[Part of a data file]
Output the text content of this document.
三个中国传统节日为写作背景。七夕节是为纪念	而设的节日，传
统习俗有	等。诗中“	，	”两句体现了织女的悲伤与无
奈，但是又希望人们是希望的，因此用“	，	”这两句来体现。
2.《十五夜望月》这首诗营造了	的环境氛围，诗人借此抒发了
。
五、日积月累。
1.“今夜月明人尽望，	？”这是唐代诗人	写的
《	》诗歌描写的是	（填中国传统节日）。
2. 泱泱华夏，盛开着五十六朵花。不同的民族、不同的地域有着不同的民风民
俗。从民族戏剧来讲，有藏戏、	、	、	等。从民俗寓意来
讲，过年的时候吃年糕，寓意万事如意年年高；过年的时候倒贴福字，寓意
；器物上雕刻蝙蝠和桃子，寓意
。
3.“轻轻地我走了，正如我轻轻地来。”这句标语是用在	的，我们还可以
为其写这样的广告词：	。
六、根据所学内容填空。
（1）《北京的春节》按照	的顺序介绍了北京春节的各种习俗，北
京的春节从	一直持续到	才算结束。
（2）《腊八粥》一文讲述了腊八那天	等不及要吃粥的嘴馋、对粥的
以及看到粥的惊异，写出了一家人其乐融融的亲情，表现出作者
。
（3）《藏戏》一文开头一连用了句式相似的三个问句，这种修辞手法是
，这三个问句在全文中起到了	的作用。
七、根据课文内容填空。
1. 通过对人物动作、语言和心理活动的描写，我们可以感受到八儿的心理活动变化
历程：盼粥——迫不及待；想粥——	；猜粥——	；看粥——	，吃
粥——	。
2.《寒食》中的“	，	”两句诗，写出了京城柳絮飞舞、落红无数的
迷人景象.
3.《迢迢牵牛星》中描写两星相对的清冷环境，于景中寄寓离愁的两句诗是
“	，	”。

_Prompt_
Repeat every line of the records above exactly.

_Solved exercise_
Output the text content of this document.
三个中国传统节日为写作背景。七夕节是为纪念	而设的节日，传
统习俗有	等。诗中“	，	”两句体现了织女的悲伤与无
奈，但是又希望人们是希望的，因此用“	，	”这两句来体现。
2.《十五夜望月》这首诗营造了	的环境氛围，诗人借此抒发了
。
五、日积月累。
1.“今夜月明人尽望，	？”这是唐代诗人	写的
《	》诗歌描写的是	（填中国传统节日）。
2. 泱泱华夏，盛开着五十六朵花。不同的民族、不同的地域有着不同的民风民
俗。从民族戏剧来讲，有藏戏、	、	、	等。从民俗寓意来
讲，过年的时候吃年糕，寓意万事如意年年高；过年的时候倒贴福字，寓意
；器物上雕刻蝙蝠和桃子，寓意
。
3.“轻轻地我走了，正如我轻轻地来。”这句标语是用在	的，我们还可以
为其写这样的广告词：	。
六、根据所学内容填空。
（1）《北京的春节》按照	的顺序介绍了北京春节的各种习俗，北
京的春节从	一直持续到	才算结束。
（2）《腊八粥》一文讲述了腊八那天	等不及要吃粥的嘴馋、对粥的
以及看到粥的惊异，写出了一家人其乐融融的亲情，表现出作者
。
（3）《藏戏》一文开头一连用了句式相似的三个问句，这种修辞手法是
，这三个问句在全文中起到了	的作用。
七、根据课文内容填空。
1. 通过对人物动作、语言和心理活动的描写，我们可以感受到八儿的心理活动变化
历程：盼粥——迫不及待；想粥——	；猜粥——	；看粥——	，吃
粥——	。
2.《寒食》中的“	，	”两句诗，写出了京城柳絮飞舞、落红无数的
迷人景象.
3.《迢迢牵牛星》中描写两星相对的清冷环境，于景中寄寓离愁的两句诗是
“	，	”。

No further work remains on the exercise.